— Task prompt —
Go through the entries and say how many lines contain the string "data". The number is the whole answer.

A run of records
----------

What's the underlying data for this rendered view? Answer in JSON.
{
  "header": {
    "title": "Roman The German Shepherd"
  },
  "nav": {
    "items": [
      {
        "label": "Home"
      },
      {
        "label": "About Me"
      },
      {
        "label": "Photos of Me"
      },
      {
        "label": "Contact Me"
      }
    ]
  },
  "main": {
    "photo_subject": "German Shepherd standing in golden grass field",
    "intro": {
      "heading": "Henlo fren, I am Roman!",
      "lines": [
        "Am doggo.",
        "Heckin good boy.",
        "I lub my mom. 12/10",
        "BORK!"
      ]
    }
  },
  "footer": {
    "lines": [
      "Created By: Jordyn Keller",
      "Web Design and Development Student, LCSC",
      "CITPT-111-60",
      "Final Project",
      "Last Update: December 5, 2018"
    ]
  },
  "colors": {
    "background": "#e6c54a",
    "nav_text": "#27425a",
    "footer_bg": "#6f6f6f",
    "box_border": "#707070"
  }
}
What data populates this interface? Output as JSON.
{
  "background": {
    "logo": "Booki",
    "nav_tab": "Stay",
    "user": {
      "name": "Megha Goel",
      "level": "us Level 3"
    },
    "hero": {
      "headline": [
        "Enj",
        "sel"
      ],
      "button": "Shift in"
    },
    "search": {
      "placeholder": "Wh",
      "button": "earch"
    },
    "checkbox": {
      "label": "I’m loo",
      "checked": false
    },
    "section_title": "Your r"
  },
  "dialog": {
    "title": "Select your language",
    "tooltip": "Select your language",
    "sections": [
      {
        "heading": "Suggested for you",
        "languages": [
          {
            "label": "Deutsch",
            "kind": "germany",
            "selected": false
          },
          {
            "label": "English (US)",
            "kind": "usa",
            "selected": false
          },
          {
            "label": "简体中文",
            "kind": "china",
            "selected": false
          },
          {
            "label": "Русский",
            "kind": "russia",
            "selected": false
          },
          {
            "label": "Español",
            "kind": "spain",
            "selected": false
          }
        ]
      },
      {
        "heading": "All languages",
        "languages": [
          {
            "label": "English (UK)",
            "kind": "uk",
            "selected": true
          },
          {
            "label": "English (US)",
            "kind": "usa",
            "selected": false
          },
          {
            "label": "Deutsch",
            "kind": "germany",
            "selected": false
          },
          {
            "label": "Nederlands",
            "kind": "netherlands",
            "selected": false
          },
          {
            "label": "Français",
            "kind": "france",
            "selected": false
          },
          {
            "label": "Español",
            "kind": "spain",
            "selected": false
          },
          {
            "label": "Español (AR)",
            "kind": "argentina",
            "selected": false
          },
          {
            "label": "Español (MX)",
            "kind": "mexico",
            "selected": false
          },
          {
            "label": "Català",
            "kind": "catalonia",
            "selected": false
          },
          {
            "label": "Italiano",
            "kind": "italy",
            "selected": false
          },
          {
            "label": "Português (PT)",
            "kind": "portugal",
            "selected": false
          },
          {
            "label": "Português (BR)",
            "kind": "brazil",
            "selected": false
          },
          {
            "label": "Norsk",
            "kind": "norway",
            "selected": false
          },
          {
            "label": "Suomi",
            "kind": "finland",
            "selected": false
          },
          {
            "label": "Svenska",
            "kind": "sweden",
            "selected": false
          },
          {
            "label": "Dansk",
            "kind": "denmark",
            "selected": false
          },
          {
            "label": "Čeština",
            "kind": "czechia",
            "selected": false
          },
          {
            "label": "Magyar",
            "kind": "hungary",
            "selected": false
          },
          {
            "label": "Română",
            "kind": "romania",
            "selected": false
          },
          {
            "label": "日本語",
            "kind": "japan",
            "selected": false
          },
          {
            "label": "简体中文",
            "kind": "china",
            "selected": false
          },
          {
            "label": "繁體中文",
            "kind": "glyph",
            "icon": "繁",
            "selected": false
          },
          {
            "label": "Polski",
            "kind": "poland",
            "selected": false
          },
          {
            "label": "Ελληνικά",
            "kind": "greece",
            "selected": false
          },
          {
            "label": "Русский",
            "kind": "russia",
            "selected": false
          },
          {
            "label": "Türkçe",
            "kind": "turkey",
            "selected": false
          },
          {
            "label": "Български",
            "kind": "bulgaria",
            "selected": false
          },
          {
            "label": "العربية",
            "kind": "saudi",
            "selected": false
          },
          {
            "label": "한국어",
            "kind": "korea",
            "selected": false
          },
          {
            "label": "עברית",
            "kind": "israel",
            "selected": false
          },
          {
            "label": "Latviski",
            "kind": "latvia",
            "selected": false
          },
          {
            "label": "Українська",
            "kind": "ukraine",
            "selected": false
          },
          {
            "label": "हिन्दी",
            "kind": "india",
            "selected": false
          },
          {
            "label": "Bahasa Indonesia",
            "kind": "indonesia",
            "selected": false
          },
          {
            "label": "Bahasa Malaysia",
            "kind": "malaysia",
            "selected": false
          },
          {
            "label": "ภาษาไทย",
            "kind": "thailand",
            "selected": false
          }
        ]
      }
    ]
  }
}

----------

— Solution to the problem —
2